# EXERCISE
Whenever a line in the data below includes the string "error", copy it out.

# DATA FOR THIS TASK

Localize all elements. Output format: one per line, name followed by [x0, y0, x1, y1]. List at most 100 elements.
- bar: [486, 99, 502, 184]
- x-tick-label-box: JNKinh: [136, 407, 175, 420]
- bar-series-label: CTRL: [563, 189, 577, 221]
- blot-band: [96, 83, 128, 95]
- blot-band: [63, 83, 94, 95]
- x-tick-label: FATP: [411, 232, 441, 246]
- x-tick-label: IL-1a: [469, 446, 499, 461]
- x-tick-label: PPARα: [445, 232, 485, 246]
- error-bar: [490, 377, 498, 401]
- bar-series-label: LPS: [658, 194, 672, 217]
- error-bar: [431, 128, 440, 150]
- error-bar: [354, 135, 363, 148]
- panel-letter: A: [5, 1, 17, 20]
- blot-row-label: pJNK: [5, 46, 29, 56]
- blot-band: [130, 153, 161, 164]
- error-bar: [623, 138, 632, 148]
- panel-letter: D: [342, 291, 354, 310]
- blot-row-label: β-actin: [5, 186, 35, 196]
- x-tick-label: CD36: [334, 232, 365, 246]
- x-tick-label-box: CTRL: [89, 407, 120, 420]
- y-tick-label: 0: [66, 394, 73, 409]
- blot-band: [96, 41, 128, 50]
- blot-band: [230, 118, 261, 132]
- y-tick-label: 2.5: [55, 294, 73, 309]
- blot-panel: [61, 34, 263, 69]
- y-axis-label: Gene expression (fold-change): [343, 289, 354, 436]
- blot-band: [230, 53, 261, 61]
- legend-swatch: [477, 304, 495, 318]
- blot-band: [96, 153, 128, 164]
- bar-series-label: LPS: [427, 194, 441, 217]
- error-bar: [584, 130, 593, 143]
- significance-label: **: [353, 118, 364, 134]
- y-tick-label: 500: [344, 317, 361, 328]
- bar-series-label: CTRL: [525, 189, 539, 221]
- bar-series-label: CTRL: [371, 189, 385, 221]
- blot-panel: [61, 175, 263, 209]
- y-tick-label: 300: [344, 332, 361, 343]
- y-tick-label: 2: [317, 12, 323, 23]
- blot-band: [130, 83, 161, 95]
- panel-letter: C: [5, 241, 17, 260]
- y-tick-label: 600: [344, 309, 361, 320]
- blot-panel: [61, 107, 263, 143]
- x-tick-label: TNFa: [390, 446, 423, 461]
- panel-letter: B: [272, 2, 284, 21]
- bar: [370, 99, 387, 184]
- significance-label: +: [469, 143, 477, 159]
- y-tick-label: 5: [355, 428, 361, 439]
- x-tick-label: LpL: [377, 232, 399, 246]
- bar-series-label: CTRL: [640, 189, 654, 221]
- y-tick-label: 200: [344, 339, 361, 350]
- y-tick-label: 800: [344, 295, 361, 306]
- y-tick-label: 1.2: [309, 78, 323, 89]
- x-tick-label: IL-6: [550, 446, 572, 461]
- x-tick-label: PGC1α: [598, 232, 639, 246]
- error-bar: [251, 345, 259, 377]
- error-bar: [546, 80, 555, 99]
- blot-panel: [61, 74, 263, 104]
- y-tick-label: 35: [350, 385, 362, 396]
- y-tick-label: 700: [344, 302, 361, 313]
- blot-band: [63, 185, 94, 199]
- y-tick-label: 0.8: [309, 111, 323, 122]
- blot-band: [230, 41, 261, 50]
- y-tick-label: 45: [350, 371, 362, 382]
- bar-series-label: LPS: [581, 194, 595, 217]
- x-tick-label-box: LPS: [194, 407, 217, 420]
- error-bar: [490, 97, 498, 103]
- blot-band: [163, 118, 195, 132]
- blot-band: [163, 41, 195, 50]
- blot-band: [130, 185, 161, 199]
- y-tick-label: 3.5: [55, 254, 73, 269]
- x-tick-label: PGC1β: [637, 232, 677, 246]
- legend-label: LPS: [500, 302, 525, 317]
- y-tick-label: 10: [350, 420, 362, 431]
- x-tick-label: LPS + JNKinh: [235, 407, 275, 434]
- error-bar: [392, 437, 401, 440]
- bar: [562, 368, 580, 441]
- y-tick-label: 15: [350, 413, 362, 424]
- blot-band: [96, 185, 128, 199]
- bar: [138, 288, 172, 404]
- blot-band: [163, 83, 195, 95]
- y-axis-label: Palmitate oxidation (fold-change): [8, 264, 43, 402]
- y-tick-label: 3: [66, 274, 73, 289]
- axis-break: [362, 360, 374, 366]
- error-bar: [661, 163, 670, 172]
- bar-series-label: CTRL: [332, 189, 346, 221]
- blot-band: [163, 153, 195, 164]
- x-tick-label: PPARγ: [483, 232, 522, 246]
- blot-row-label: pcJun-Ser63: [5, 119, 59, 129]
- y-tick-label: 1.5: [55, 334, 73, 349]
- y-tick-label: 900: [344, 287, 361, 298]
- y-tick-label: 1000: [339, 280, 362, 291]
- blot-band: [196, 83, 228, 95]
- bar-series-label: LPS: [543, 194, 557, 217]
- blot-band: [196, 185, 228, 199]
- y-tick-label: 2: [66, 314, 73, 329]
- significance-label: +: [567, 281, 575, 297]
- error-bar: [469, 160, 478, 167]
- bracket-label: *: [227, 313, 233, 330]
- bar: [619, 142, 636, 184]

---

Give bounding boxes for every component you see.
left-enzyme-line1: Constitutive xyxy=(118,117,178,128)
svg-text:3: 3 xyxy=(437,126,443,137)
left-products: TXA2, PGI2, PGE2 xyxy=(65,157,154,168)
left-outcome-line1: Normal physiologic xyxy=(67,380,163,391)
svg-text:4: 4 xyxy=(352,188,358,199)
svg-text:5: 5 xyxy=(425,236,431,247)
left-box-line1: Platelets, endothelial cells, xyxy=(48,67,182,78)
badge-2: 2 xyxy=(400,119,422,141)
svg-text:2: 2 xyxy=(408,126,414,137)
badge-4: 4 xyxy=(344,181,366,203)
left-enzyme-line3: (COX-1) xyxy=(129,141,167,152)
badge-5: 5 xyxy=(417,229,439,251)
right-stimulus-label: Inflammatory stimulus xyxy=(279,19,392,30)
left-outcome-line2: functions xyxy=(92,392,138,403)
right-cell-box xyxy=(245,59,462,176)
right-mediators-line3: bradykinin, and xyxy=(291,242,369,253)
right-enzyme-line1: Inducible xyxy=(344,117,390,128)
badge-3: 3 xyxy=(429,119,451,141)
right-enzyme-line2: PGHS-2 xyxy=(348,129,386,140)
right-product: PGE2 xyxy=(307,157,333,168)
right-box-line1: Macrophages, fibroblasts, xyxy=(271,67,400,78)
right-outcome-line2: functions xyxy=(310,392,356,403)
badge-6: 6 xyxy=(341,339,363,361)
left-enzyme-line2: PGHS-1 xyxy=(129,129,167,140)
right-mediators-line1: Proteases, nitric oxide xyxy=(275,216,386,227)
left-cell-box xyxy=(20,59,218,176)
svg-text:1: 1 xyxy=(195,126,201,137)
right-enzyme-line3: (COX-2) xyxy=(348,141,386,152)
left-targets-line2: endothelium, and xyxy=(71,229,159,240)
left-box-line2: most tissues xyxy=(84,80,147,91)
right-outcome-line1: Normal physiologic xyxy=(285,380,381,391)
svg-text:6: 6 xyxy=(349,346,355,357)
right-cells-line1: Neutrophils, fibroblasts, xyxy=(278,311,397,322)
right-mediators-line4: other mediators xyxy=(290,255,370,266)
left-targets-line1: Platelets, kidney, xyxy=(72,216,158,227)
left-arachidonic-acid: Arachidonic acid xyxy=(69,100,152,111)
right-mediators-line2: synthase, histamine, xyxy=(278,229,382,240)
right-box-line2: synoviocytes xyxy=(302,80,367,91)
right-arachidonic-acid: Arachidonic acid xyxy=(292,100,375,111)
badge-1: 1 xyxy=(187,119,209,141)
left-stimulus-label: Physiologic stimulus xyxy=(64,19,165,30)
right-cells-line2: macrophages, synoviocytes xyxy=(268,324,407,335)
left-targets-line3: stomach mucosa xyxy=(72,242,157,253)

# EXPECTED ANSWER
- error-bar: [490, 377, 498, 401]
- error-bar: [431, 128, 440, 150]
- error-bar: [354, 135, 363, 148]
- error-bar: [623, 138, 632, 148]
- error-bar: [584, 130, 593, 143]
- error-bar: [251, 345, 259, 377]
- error-bar: [546, 80, 555, 99]
- error-bar: [490, 97, 498, 103]
- error-bar: [392, 437, 401, 440]
- error-bar: [661, 163, 670, 172]
- error-bar: [469, 160, 478, 167]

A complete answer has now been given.